──────── RECORDED INFORMATION

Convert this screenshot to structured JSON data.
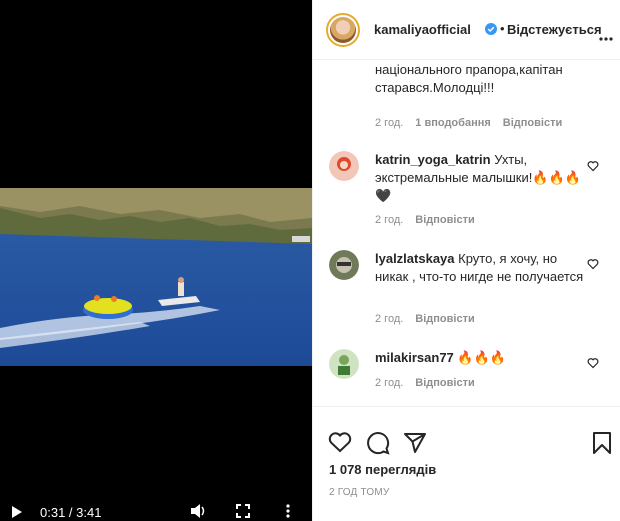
{
  "video": {
    "time": "0:31 / 3:41"
  },
  "post": {
    "username": "kamaliyaofficial",
    "dot": "•",
    "follow_label": "Відстежується",
    "views": "1 078 переглядів",
    "posted_ago": "2 ГОД ТОМУ"
  },
  "comments": [
    {
      "text": "національного прапора,капітан старався.Молодці!!!",
      "time": "2 год.",
      "likes": "1 вподобання",
      "reply": "Відповісти"
    },
    {
      "user": "katrin_yoga_katrin",
      "text": " Ухты, экстремальные малышки!🔥🔥🔥🖤",
      "time": "2 год.",
      "reply": "Відповісти"
    },
    {
      "user": "lyalzlatskaya",
      "text": " Круто, я хочу, но никак , что-то нигде не получается",
      "time": "2 год.",
      "reply": "Відповісти"
    },
    {
      "user": "milakirsan77",
      "text": " 🔥🔥🔥",
      "time": "2 год.",
      "reply": "Відповісти"
    }
  ],
  "colors": {
    "accent_ring": "#e8aa2c",
    "verified_blue": "#3897f0",
    "muted_text": "#8e8e8e"
  }
}
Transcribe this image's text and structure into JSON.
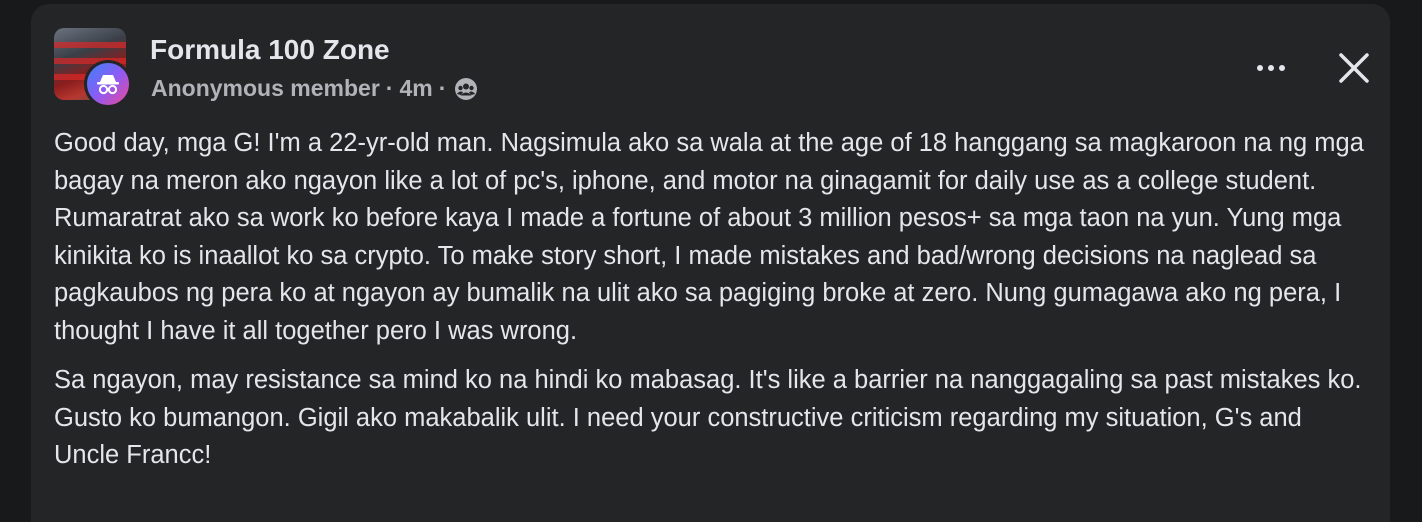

────────────────

AIM OF THE TASK:
Only the number is wanted: how many lines of the material contain the word "JSON"?

PROBLEM SOLUTION:
2